--- start Records provided ---

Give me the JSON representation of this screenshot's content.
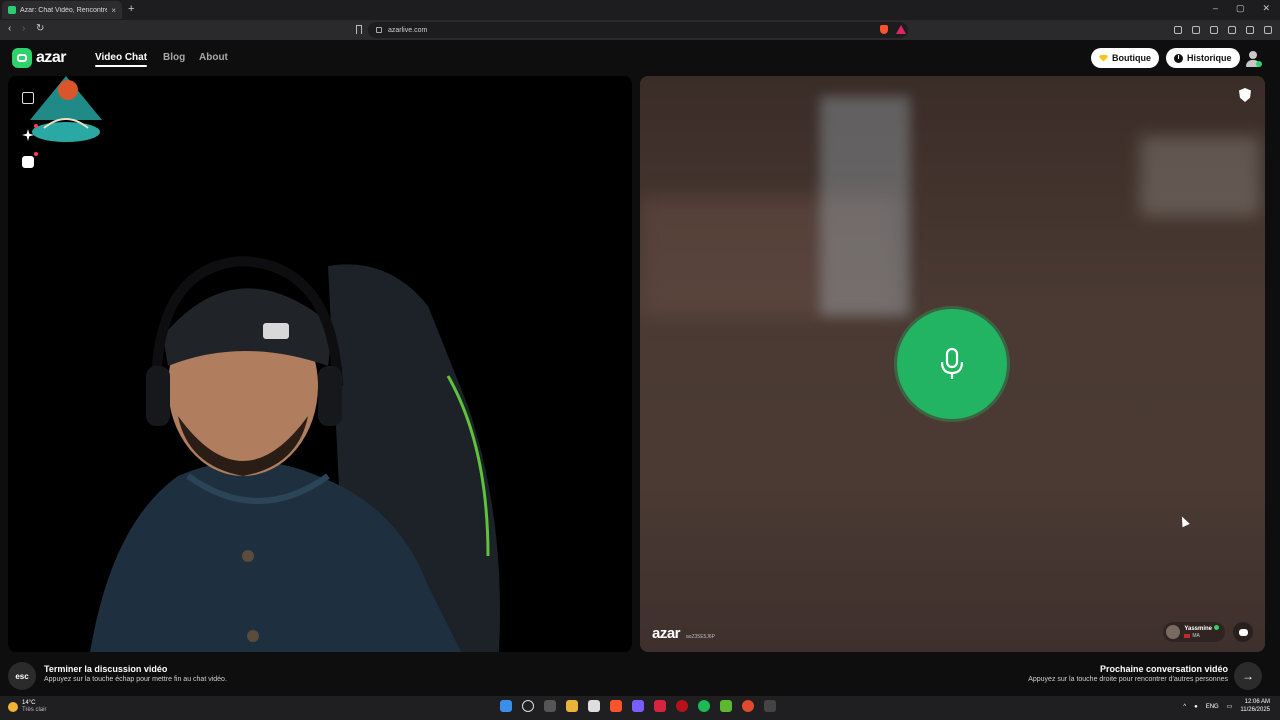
{
  "browser": {
    "tab_title": "Azar: Chat Vidéo, Rencontrer",
    "tab_close": "×",
    "new_tab": "+",
    "url": "azarlive.com",
    "window_controls": [
      "–",
      "▢",
      "✕"
    ]
  },
  "site": {
    "logo_text": "azar",
    "nav": [
      "Video Chat",
      "Blog",
      "About"
    ],
    "shop_label": "Boutique",
    "history_label": "Historique",
    "brand_color": "#2fd36b"
  },
  "remote": {
    "watermark": "azar",
    "watermark_id": "aoZ35E5J6P",
    "peer_name": "Yassmine",
    "peer_country": "MA"
  },
  "bottom": {
    "esc_key": "esc",
    "end_title": "Terminer la discussion vidéo",
    "end_sub": "Appuyez sur la touche échap pour mettre fin au chat vidéo.",
    "next_title": "Prochaine conversation vidéo",
    "next_sub": "Appuyez sur la touche droite pour rencontrer d'autres personnes",
    "next_icon": "→"
  },
  "taskbar": {
    "temp": "14°C",
    "weather": "Très clair",
    "lang": "ENG",
    "time": "12:06 AM",
    "date": "11/26/2025"
  },
  "icons": {
    "stream_overlay": "Argan",
    "mic": "microphone-icon",
    "shield": "shield-icon"
  }
}
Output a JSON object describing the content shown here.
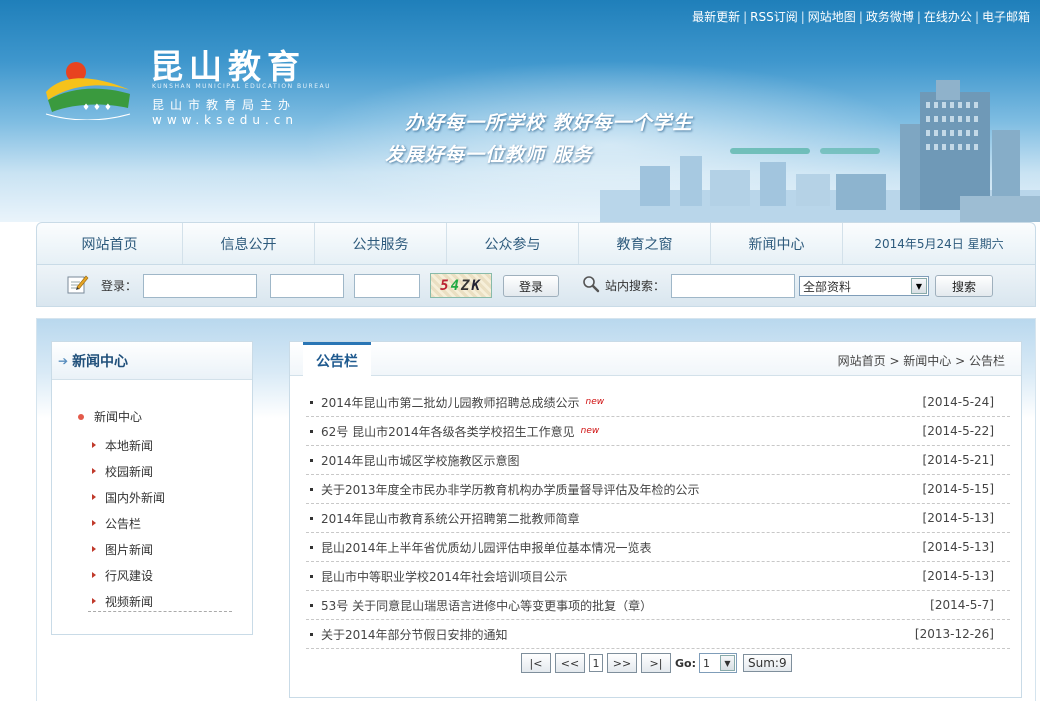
{
  "top_links": [
    "最新更新",
    "RSS订阅",
    "网站地图",
    "政务微博",
    "在线办公",
    "电子邮箱"
  ],
  "brand": {
    "title": "昆山教育",
    "title_en": "KUNSHAN MUNICIPAL EDUCATION BUREAU",
    "sponsor": "昆山市教育局主办",
    "url": "www.ksedu.cn",
    "slogan_line1": "办好每一所学校  教好每一个学生",
    "slogan_line2": "发展好每一位教师  服务"
  },
  "nav": {
    "items": [
      "网站首页",
      "信息公开",
      "公共服务",
      "公众参与",
      "教育之窗",
      "新闻中心"
    ],
    "date": "2014年5月24日 星期六"
  },
  "login": {
    "label": "登录：",
    "captcha": [
      "5",
      "4",
      "Z",
      "K"
    ],
    "login_button": "登录",
    "search_label": "站内搜索：",
    "search_scope": "全部资料",
    "search_button": "搜索"
  },
  "sidebar": {
    "title": "新闻中心",
    "root": "新闻中心",
    "items": [
      "本地新闻",
      "校园新闻",
      "国内外新闻",
      "公告栏",
      "图片新闻",
      "行风建设",
      "视频新闻"
    ]
  },
  "content": {
    "tab": "公告栏",
    "breadcrumb": "网站首页 > 新闻中心 > 公告栏",
    "news": [
      {
        "title": "2014年昆山市第二批幼儿园教师招聘总成绩公示",
        "new": "new",
        "date": "[2014-5-24]"
      },
      {
        "title": "62号 昆山市2014年各级各类学校招生工作意见",
        "new": "new",
        "date": "[2014-5-22]"
      },
      {
        "title": "2014年昆山市城区学校施教区示意图",
        "new": "",
        "date": "[2014-5-21]"
      },
      {
        "title": "关于2013年度全市民办非学历教育机构办学质量督导评估及年检的公示",
        "new": "",
        "date": "[2014-5-15]"
      },
      {
        "title": "2014年昆山市教育系统公开招聘第二批教师简章",
        "new": "",
        "date": "[2014-5-13]"
      },
      {
        "title": "昆山2014年上半年省优质幼儿园评估申报单位基本情况一览表",
        "new": "",
        "date": "[2014-5-13]"
      },
      {
        "title": "昆山市中等职业学校2014年社会培训项目公示",
        "new": "",
        "date": "[2014-5-13]"
      },
      {
        "title": "53号 关于同意昆山瑞思语言进修中心等变更事项的批复（章）",
        "new": "",
        "date": "[2014-5-7]"
      },
      {
        "title": "关于2014年部分节假日安排的通知",
        "new": "",
        "date": "[2013-12-26]"
      }
    ],
    "pager": {
      "first": "|<",
      "prev": "<<",
      "current": "1",
      "next": ">>",
      "last": ">|",
      "go_label": "Go:",
      "go_value": "1",
      "sum": "Sum:9"
    }
  }
}
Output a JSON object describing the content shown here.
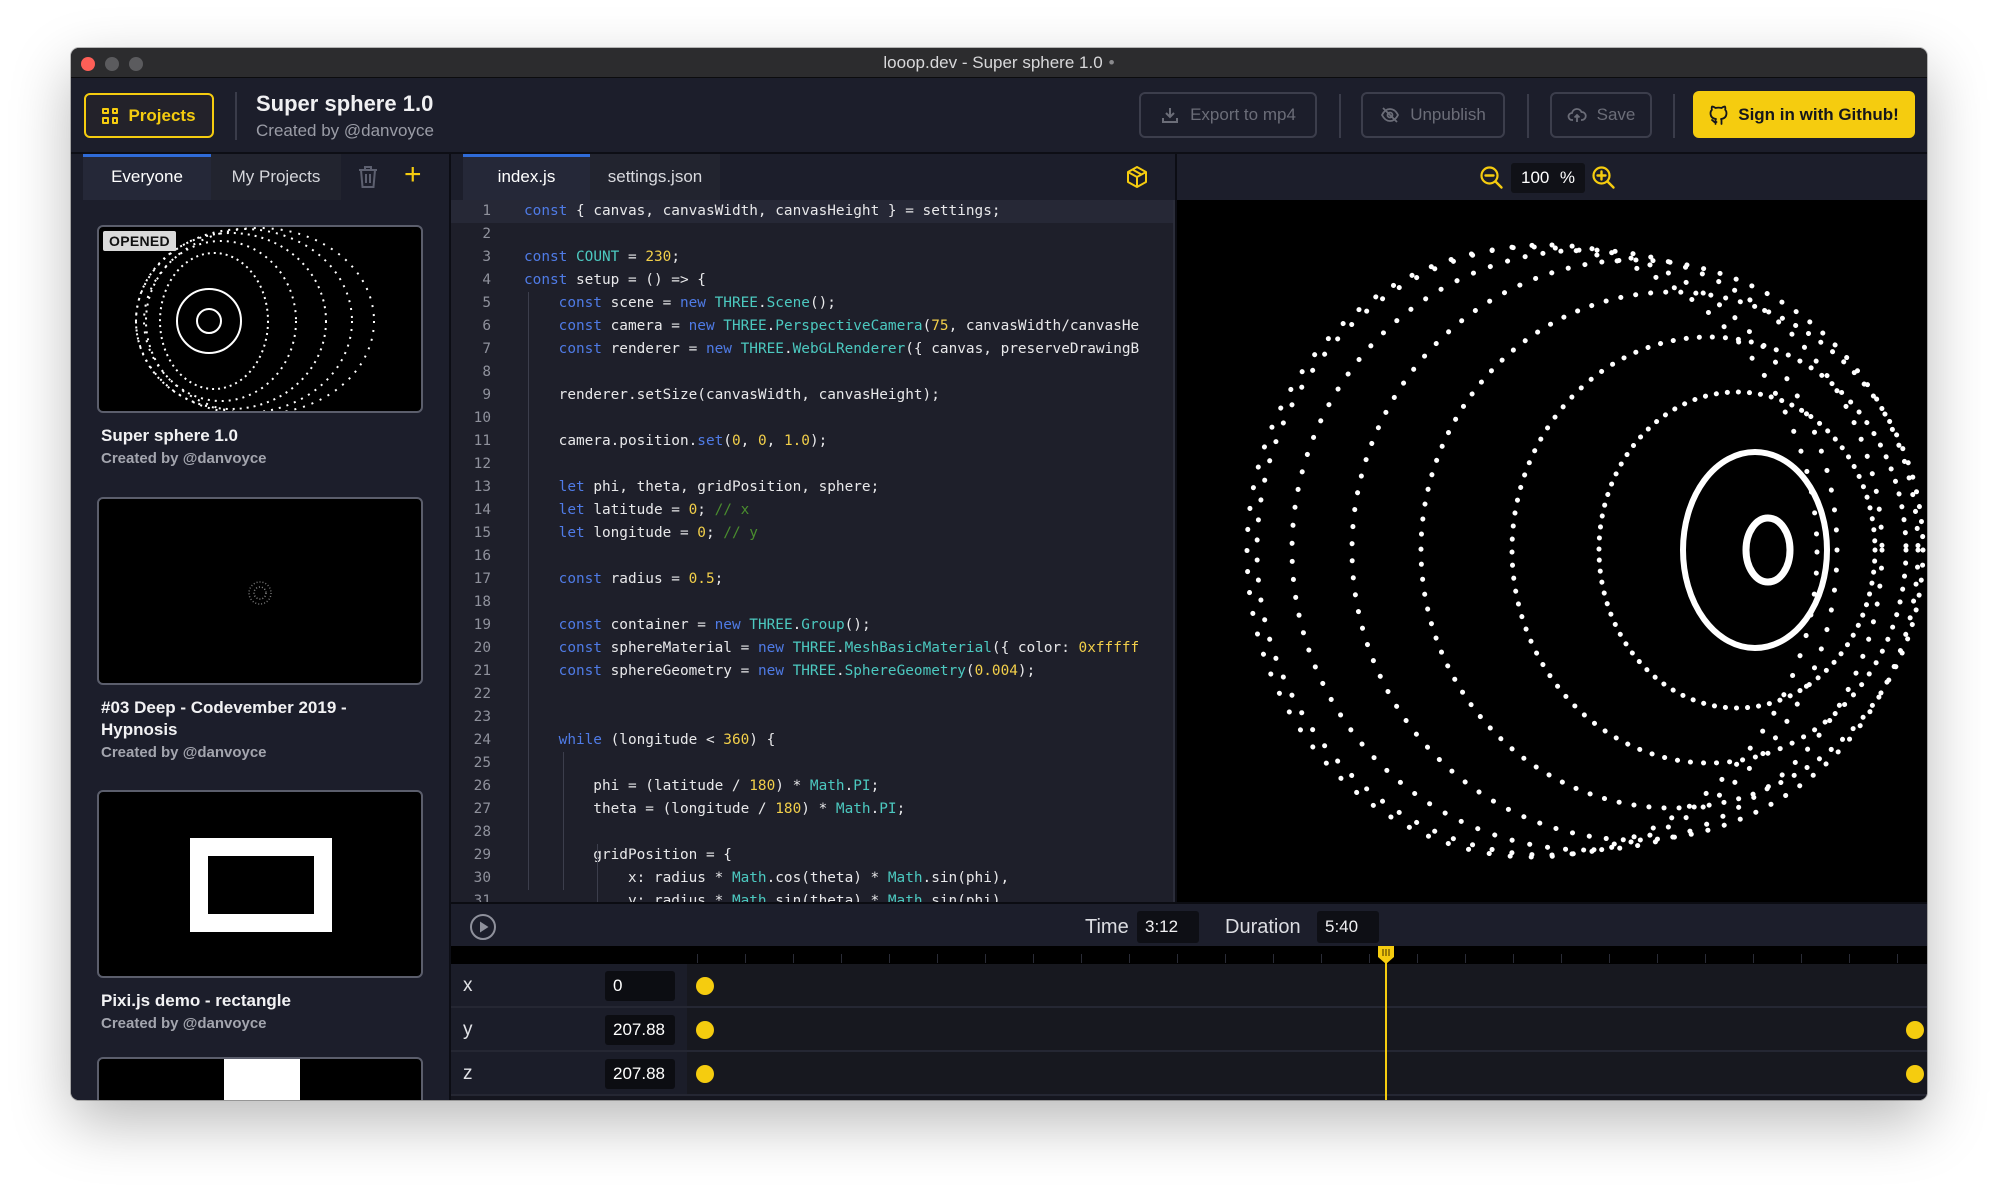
{
  "window": {
    "title": "looop.dev - Super sphere 1.0",
    "title_dot": "•"
  },
  "header": {
    "projects_label": "Projects",
    "project_title": "Super sphere 1.0",
    "project_author": "Created by @danvoyce",
    "export_label": "Export to mp4",
    "unpublish_label": "Unpublish",
    "save_label": "Save",
    "github_label": "Sign in with Github!",
    "accent_color": "#f5cc0f"
  },
  "sidebar": {
    "tabs": [
      {
        "label": "Everyone",
        "active": true
      },
      {
        "label": "My Projects",
        "active": false
      }
    ],
    "icons": [
      "trash-icon",
      "plus-icon"
    ],
    "projects": [
      {
        "title": "Super sphere 1.0",
        "author": "Created by @danvoyce",
        "badge": "OPENED"
      },
      {
        "title": "#03 Deep - Codevember 2019 - Hypnosis",
        "author": "Created by @danvoyce"
      },
      {
        "title": "Pixi.js demo - rectangle",
        "author": "Created by @danvoyce"
      }
    ]
  },
  "editor": {
    "tabs": [
      {
        "label": "index.js",
        "active": true
      },
      {
        "label": "settings.json",
        "active": false
      }
    ],
    "lines": [
      [
        [
          "k",
          "const"
        ],
        [
          "p",
          " { canvas, canvasWidth, canvasHeight } = settings;"
        ]
      ],
      [],
      [
        [
          "k",
          "const"
        ],
        [
          "p",
          " "
        ],
        [
          "t",
          "COUNT"
        ],
        [
          "p",
          " = "
        ],
        [
          "n",
          "230"
        ],
        [
          "p",
          ";"
        ]
      ],
      [
        [
          "k",
          "const"
        ],
        [
          "p",
          " setup = () => {"
        ]
      ],
      [
        [
          "p",
          "    "
        ],
        [
          "k",
          "const"
        ],
        [
          "p",
          " scene = "
        ],
        [
          "k",
          "new"
        ],
        [
          "p",
          " "
        ],
        [
          "t",
          "THREE"
        ],
        [
          "p",
          "."
        ],
        [
          "t",
          "Scene"
        ],
        [
          "p",
          "();"
        ]
      ],
      [
        [
          "p",
          "    "
        ],
        [
          "k",
          "const"
        ],
        [
          "p",
          " camera = "
        ],
        [
          "k",
          "new"
        ],
        [
          "p",
          " "
        ],
        [
          "t",
          "THREE"
        ],
        [
          "p",
          "."
        ],
        [
          "t",
          "PerspectiveCamera"
        ],
        [
          "p",
          "("
        ],
        [
          "n",
          "75"
        ],
        [
          "p",
          ", canvasWidth/canvasHe"
        ]
      ],
      [
        [
          "p",
          "    "
        ],
        [
          "k",
          "const"
        ],
        [
          "p",
          " renderer = "
        ],
        [
          "k",
          "new"
        ],
        [
          "p",
          " "
        ],
        [
          "t",
          "THREE"
        ],
        [
          "p",
          "."
        ],
        [
          "t",
          "WebGLRenderer"
        ],
        [
          "p",
          "({ canvas, preserveDrawingB"
        ]
      ],
      [],
      [
        [
          "p",
          "    renderer.setSize(canvasWidth, canvasHeight);"
        ]
      ],
      [],
      [
        [
          "p",
          "    camera.position."
        ],
        [
          "k",
          "set"
        ],
        [
          "p",
          "("
        ],
        [
          "n",
          "0"
        ],
        [
          "p",
          ", "
        ],
        [
          "n",
          "0"
        ],
        [
          "p",
          ", "
        ],
        [
          "n",
          "1.0"
        ],
        [
          "p",
          ");"
        ]
      ],
      [],
      [
        [
          "p",
          "    "
        ],
        [
          "k",
          "let"
        ],
        [
          "p",
          " phi, theta, gridPosition, sphere;"
        ]
      ],
      [
        [
          "p",
          "    "
        ],
        [
          "k",
          "let"
        ],
        [
          "p",
          " latitude = "
        ],
        [
          "n",
          "0"
        ],
        [
          "p",
          "; "
        ],
        [
          "c",
          "// x"
        ]
      ],
      [
        [
          "p",
          "    "
        ],
        [
          "k",
          "let"
        ],
        [
          "p",
          " longitude = "
        ],
        [
          "n",
          "0"
        ],
        [
          "p",
          "; "
        ],
        [
          "c",
          "// y"
        ]
      ],
      [],
      [
        [
          "p",
          "    "
        ],
        [
          "k",
          "const"
        ],
        [
          "p",
          " radius = "
        ],
        [
          "n",
          "0.5"
        ],
        [
          "p",
          ";"
        ]
      ],
      [],
      [
        [
          "p",
          "    "
        ],
        [
          "k",
          "const"
        ],
        [
          "p",
          " container = "
        ],
        [
          "k",
          "new"
        ],
        [
          "p",
          " "
        ],
        [
          "t",
          "THREE"
        ],
        [
          "p",
          "."
        ],
        [
          "t",
          "Group"
        ],
        [
          "p",
          "();"
        ]
      ],
      [
        [
          "p",
          "    "
        ],
        [
          "k",
          "const"
        ],
        [
          "p",
          " sphereMaterial = "
        ],
        [
          "k",
          "new"
        ],
        [
          "p",
          " "
        ],
        [
          "t",
          "THREE"
        ],
        [
          "p",
          "."
        ],
        [
          "t",
          "MeshBasicMaterial"
        ],
        [
          "p",
          "({ color: "
        ],
        [
          "n",
          "0xfffff"
        ]
      ],
      [
        [
          "p",
          "    "
        ],
        [
          "k",
          "const"
        ],
        [
          "p",
          " sphereGeometry = "
        ],
        [
          "k",
          "new"
        ],
        [
          "p",
          " "
        ],
        [
          "t",
          "THREE"
        ],
        [
          "p",
          "."
        ],
        [
          "t",
          "SphereGeometry"
        ],
        [
          "p",
          "("
        ],
        [
          "n",
          "0.004"
        ],
        [
          "p",
          ");"
        ]
      ],
      [],
      [],
      [
        [
          "p",
          "    "
        ],
        [
          "k",
          "while"
        ],
        [
          "p",
          " (longitude < "
        ],
        [
          "n",
          "360"
        ],
        [
          "p",
          ") {"
        ]
      ],
      [],
      [
        [
          "p",
          "        phi = (latitude / "
        ],
        [
          "n",
          "180"
        ],
        [
          "p",
          ") * "
        ],
        [
          "t",
          "Math"
        ],
        [
          "p",
          "."
        ],
        [
          "t",
          "PI"
        ],
        [
          "p",
          ";"
        ]
      ],
      [
        [
          "p",
          "        theta = (longitude / "
        ],
        [
          "n",
          "180"
        ],
        [
          "p",
          ") * "
        ],
        [
          "t",
          "Math"
        ],
        [
          "p",
          "."
        ],
        [
          "t",
          "PI"
        ],
        [
          "p",
          ";"
        ]
      ],
      [],
      [
        [
          "p",
          "        gridPosition = {"
        ]
      ],
      [
        [
          "p",
          "            x: radius * "
        ],
        [
          "t",
          "Math"
        ],
        [
          "p",
          ".cos(theta) * "
        ],
        [
          "t",
          "Math"
        ],
        [
          "p",
          ".sin(phi),"
        ]
      ],
      [
        [
          "p",
          "            y: radius * "
        ],
        [
          "t",
          "Math"
        ],
        [
          "p",
          ".sin(theta) * "
        ],
        [
          "t",
          "Math"
        ],
        [
          "p",
          ".sin(phi)"
        ]
      ]
    ]
  },
  "preview": {
    "zoom_value": "100",
    "zoom_unit": "%"
  },
  "timeline": {
    "time_label": "Time",
    "time_value": "3:12",
    "duration_label": "Duration",
    "duration_value": "5:40",
    "playhead_fraction": 0.564,
    "tracks": [
      {
        "name": "x",
        "value": "0",
        "keyframes": [
          0.0
        ]
      },
      {
        "name": "y",
        "value": "207.88",
        "keyframes": [
          0.0,
          1.0
        ]
      },
      {
        "name": "z",
        "value": "207.88",
        "keyframes": [
          0.0,
          1.0
        ]
      }
    ]
  }
}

--- end Records provided ---

◆ **Work instructions**
From the entries above, extract every line where the word "pour" appears.

◆ **Written reply**
    "end_sub": "Appuyez sur la touche échap pour mettre fin au chat vidéo.",
    "next_sub": "Appuyez sur la touche droite pour rencontrer d'autres personnes",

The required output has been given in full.